WHAT YOU SHOULD DO: Lift every line from the entries that includes the word "Local".

ENTRIES SHOWN:
-*-*-

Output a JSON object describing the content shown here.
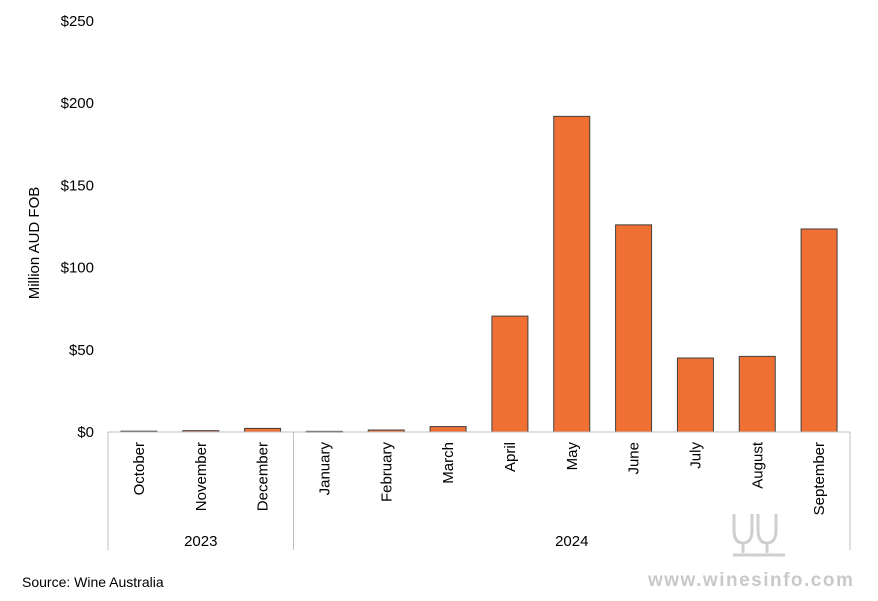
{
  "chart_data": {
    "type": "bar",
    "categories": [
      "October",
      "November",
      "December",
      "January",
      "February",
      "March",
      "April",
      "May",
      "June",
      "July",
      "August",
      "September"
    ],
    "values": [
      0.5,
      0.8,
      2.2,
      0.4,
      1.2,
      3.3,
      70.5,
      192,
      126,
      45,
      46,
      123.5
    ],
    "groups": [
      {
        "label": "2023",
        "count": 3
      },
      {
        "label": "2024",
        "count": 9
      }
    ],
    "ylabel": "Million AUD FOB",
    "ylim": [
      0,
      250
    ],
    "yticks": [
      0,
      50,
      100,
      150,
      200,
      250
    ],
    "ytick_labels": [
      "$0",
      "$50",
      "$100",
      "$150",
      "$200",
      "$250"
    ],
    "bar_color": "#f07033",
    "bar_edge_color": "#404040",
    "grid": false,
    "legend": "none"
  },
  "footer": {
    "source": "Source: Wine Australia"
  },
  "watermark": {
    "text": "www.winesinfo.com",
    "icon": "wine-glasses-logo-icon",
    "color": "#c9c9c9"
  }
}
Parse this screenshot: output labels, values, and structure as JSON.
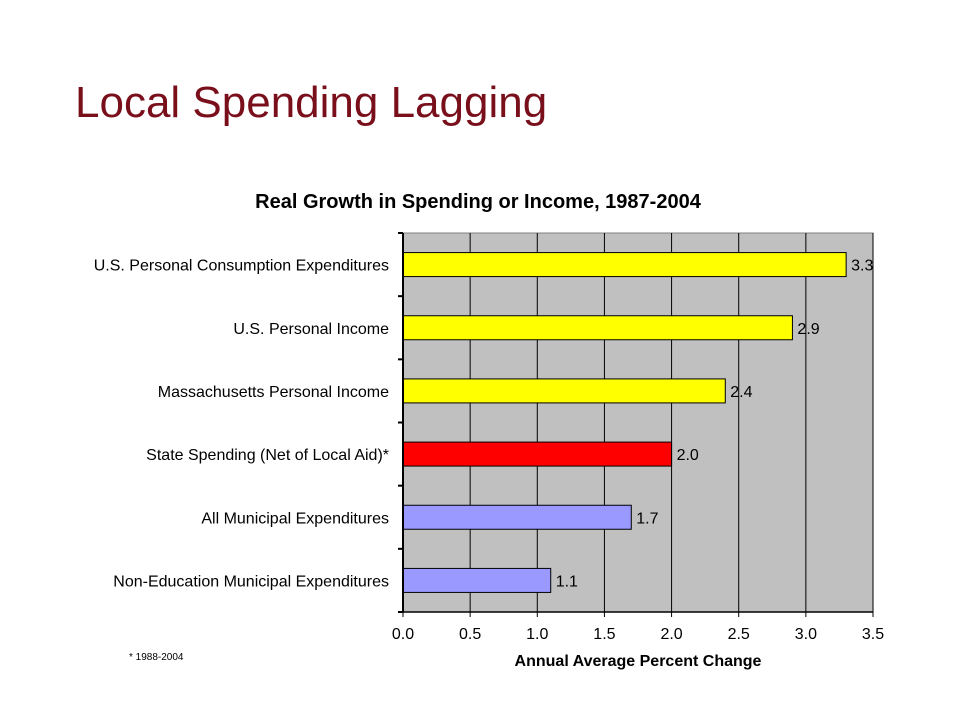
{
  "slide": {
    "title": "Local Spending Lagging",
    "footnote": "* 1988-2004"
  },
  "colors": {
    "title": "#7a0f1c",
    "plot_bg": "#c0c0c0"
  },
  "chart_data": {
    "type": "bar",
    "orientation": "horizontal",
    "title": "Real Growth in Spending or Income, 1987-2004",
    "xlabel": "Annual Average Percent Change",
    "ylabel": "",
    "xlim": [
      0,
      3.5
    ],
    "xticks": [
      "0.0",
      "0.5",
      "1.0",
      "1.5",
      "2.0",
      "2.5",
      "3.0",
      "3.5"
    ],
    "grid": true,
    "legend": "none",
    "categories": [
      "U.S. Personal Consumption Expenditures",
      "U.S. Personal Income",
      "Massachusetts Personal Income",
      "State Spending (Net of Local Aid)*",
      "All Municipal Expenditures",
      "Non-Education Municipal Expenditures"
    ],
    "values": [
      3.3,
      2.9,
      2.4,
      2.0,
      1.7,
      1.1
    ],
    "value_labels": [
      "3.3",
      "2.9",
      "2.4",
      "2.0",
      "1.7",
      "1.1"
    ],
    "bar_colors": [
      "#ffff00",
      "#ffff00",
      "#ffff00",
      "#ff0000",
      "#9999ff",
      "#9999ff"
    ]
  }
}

-*-*-

RESULT FOR THIS EXERCISE:
    "title": "Local Spending Lagging",
      "State Spending (Net of Local Aid)*",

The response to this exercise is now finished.